### REQUEST
Give back the full listing verbatim, apart from its images.

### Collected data
*-*-*
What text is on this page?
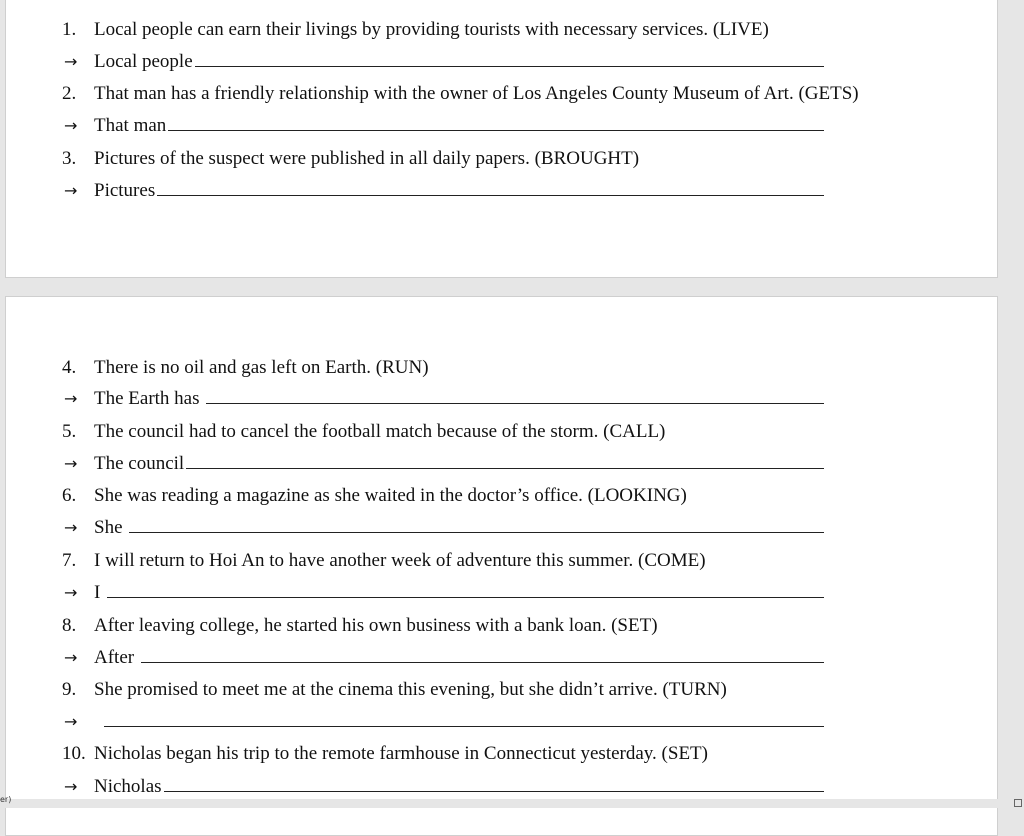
1. Local people can earn their livings by providing tourists with necessary services. (LIVE)
→ Local people
2. That man has a friendly relationship with the owner of Los Angeles County Museum of Art. (GETS)
→ That man
3. Pictures of the suspect were published in all daily papers. (BROUGHT)
→ Pictures
4. There is no oil and gas left on Earth. (RUN)
→ The Earth has
5. The council had to cancel the football match because of the storm. (CALL)
→ The council
6. She was reading a magazine as she waited in the doctor’s office. (LOOKING)
→ She
7. I will return to Hoi An to have another week of adventure this summer. (COME)
→ I
8. After leaving college, he started his own business with a bank loan. (SET)
→ After
9. She promised to meet me at the cinema this evening, but she didn’t arrive. (TURN)
→
10. Nicholas began his trip to the remote farmhouse in Connecticut yesterday. (SET)
→ Nicholas
er)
*-*-*
### TASK RESPONSE
What text is on this page?
1. Local people can earn their livings by providing tourists with necessary services. (LIVE)
→ Local people
2. That man has a friendly relationship with the owner of Los Angeles County Museum of Art. (GETS)
→ That man
3. Pictures of the suspect were published in all daily papers. (BROUGHT)
→ Pictures
4. There is no oil and gas left on Earth. (RUN)
→ The Earth has
5. The council had to cancel the football match because of the storm. (CALL)
→ The council
6. She was reading a magazine as she waited in the doctor’s office. (LOOKING)
→ She
7. I will return to Hoi An to have another week of adventure this summer. (COME)
→ I
8. After leaving college, he started his own business with a bank loan. (SET)
→ After
9. She promised to meet me at the cinema this evening, but she didn’t arrive. (TURN)
→
10. Nicholas began his trip to the remote farmhouse in Connecticut yesterday. (SET)
→ Nicholas
er)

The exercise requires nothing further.